▸ Provided records
# # # # #

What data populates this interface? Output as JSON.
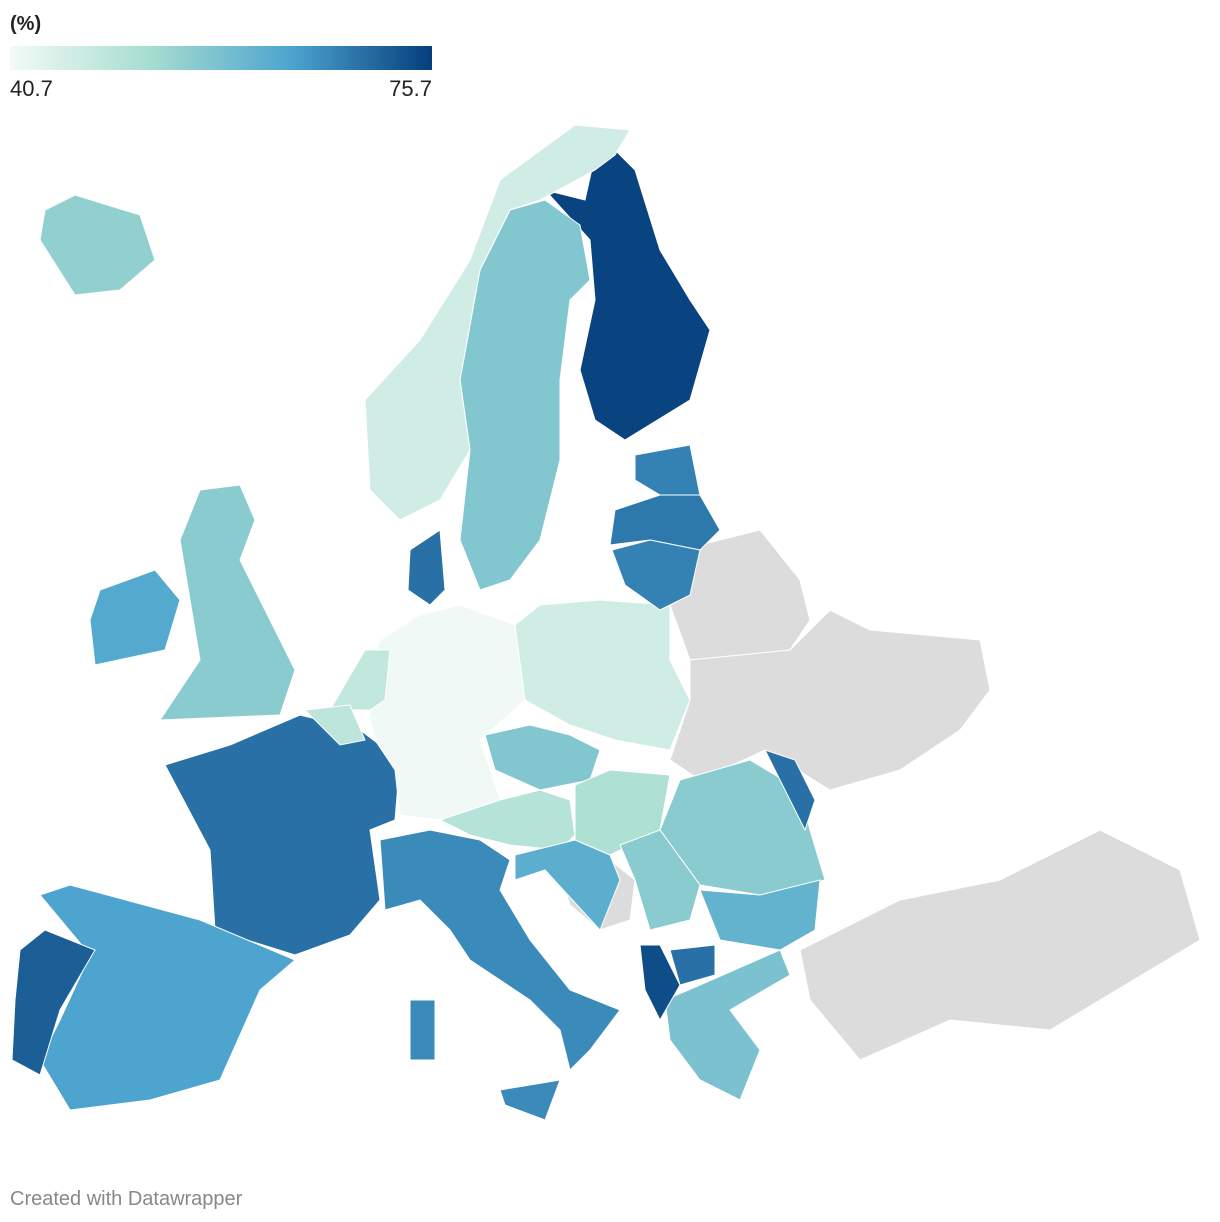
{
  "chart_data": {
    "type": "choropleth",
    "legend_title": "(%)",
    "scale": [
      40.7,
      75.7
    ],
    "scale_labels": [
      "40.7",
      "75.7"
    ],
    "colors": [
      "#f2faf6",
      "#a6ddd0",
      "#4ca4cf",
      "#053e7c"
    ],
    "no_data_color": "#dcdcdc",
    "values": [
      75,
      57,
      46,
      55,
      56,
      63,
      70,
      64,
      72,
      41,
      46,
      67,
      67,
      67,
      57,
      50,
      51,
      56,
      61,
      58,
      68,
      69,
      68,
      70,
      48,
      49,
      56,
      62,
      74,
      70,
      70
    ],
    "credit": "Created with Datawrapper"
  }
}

# # # # #

▸ Work to complete
Reproduce every line precisely as given, omitting all pictures.

▸ Worked solution
What data populates this interface? Output as JSON.
{
  "chart_data": {
    "type": "choropleth",
    "legend_title": "(%)",
    "scale": [
      40.7,
      75.7
    ],
    "scale_labels": [
      "40.7",
      "75.7"
    ],
    "colors": [
      "#f2faf6",
      "#a6ddd0",
      "#4ca4cf",
      "#053e7c"
    ],
    "no_data_color": "#dcdcdc",
    "values": [
      75,
      57,
      46,
      55,
      56,
      63,
      70,
      64,
      72,
      41,
      46,
      67,
      67,
      67,
      57,
      50,
      51,
      56,
      61,
      58,
      68,
      69,
      68,
      70,
      48,
      49,
      56,
      62,
      74,
      70,
      70
    ],
    "credit": "Created with Datawrapper"
  }
}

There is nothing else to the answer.